[Document page transcription items]
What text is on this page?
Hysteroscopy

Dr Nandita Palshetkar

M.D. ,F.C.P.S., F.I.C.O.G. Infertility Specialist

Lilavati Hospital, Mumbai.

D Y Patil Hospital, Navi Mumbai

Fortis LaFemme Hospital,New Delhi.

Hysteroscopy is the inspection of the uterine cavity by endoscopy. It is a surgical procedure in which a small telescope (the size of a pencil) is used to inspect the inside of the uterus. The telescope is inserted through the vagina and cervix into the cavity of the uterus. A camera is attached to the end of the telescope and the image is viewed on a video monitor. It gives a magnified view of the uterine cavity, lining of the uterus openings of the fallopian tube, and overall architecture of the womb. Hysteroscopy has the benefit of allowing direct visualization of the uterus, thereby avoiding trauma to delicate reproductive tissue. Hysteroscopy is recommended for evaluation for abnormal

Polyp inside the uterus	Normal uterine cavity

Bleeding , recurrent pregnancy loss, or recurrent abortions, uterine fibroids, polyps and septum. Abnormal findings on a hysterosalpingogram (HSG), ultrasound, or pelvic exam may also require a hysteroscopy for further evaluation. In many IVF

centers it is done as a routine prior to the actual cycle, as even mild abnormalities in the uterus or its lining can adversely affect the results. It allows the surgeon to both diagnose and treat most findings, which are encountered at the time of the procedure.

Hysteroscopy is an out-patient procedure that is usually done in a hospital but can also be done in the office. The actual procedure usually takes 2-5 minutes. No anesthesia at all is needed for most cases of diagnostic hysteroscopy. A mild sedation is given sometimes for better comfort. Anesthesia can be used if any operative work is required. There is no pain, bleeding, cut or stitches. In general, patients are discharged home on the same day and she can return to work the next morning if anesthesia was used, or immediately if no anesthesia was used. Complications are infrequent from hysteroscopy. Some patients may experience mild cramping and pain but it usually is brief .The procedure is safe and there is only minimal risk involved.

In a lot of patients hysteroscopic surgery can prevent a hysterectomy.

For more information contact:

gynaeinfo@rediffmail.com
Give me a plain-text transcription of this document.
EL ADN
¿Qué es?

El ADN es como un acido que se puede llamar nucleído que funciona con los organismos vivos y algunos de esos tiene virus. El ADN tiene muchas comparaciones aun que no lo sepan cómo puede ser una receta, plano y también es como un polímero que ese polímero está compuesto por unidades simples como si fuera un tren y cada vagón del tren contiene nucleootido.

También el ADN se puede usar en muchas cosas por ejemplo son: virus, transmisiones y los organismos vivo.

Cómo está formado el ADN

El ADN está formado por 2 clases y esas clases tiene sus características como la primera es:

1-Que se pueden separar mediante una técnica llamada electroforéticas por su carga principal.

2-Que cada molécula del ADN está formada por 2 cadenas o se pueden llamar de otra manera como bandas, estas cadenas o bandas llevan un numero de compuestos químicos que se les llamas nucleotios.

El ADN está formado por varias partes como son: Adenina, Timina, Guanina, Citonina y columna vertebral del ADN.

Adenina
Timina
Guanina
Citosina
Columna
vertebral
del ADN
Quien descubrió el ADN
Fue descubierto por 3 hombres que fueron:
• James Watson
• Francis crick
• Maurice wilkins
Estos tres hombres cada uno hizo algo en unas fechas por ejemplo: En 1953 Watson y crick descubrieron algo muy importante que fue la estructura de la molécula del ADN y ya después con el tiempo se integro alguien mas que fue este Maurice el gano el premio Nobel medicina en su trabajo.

DIRECTIONS: Exactly as given, set down all of the lines above.

TASK RESPONSE:
What text is on this page?
Hysteroscopy

Dr Nandita Palshetkar

M.D. ,F.C.P.S., F.I.C.O.G. Infertility Specialist

Lilavati Hospital, Mumbai.

D Y Patil Hospital, Navi Mumbai

Fortis LaFemme Hospital,New Delhi.

Hysteroscopy is the inspection of the uterine cavity by endoscopy. It is a surgical procedure in which a small telescope (the size of a pencil) is used to inspect the inside of the uterus. The telescope is inserted through the vagina and cervix into the cavity of the uterus. A camera is attached to the end of the telescope and the image is viewed on a video monitor. It gives a magnified view of the uterine cavity, lining of the uterus openings of the fallopian tube, and overall architecture of the womb. Hysteroscopy has the benefit of allowing direct visualization of the uterus, thereby avoiding trauma to delicate reproductive tissue. Hysteroscopy is recommended for evaluation for abnormal

Polyp inside the uterus	Normal uterine cavity

Bleeding , recurrent pregnancy loss, or recurrent abortions, uterine fibroids, polyps and septum. Abnormal findings on a hysterosalpingogram (HSG), ultrasound, or pelvic exam may also require a hysteroscopy for further evaluation. In many IVF

centers it is done as a routine prior to the actual cycle, as even mild abnormalities in the uterus or its lining can adversely affect the results. It allows the surgeon to both diagnose and treat most findings, which are encountered at the time of the procedure.

Hysteroscopy is an out-patient procedure that is usually done in a hospital but can also be done in the office. The actual procedure usually takes 2-5 minutes. No anesthesia at all is needed for most cases of diagnostic hysteroscopy. A mild sedation is given sometimes for better comfort. Anesthesia can be used if any operative work is required. There is no pain, bleeding, cut or stitches. In general, patients are discharged home on the same day and she can return to work the next morning if anesthesia was used, or immediately if no anesthesia was used. Complications are infrequent from hysteroscopy. Some patients may experience mild cramping and pain but it usually is brief .The procedure is safe and there is only minimal risk involved.

In a lot of patients hysteroscopic surgery can prevent a hysterectomy.

For more information contact:

gynaeinfo@rediffmail.com
Give me a plain-text transcription of this document.
EL ADN
¿Qué es?

El ADN es como un acido que se puede llamar nucleído que funciona con los organismos vivos y algunos de esos tiene virus. El ADN tiene muchas comparaciones aun que no lo sepan cómo puede ser una receta, plano y también es como un polímero que ese polímero está compuesto por unidades simples como si fuera un tren y cada vagón del tren contiene nucleootido.

También el ADN se puede usar en muchas cosas por ejemplo son: virus, transmisiones y los organismos vivo.

Cómo está formado el ADN

El ADN está formado por 2 clases y esas clases tiene sus características como la primera es:

1-Que se pueden separar mediante una técnica llamada electroforéticas por su carga principal.

2-Que cada molécula del ADN está formada por 2 cadenas o se pueden llamar de otra manera como bandas, estas cadenas o bandas llevan un numero de compuestos químicos que se les llamas nucleotios.

El ADN está formado por varias partes como son: Adenina, Timina, Guanina, Citonina y columna vertebral del ADN.

Adenina
Timina
Guanina
Citosina
Columna
vertebral
del ADN
Quien descubrió el ADN
Fue descubierto por 3 hombres que fueron:
• James Watson
• Francis crick
• Maurice wilkins
Estos tres hombres cada uno hizo algo en unas fechas por ejemplo: En 1953 Watson y crick descubrieron algo muy importante que fue la estructura de la molécula del ADN y ya después con el tiempo se integro alguien mas que fue este Maurice el gano el premio Nobel medicina en su trabajo.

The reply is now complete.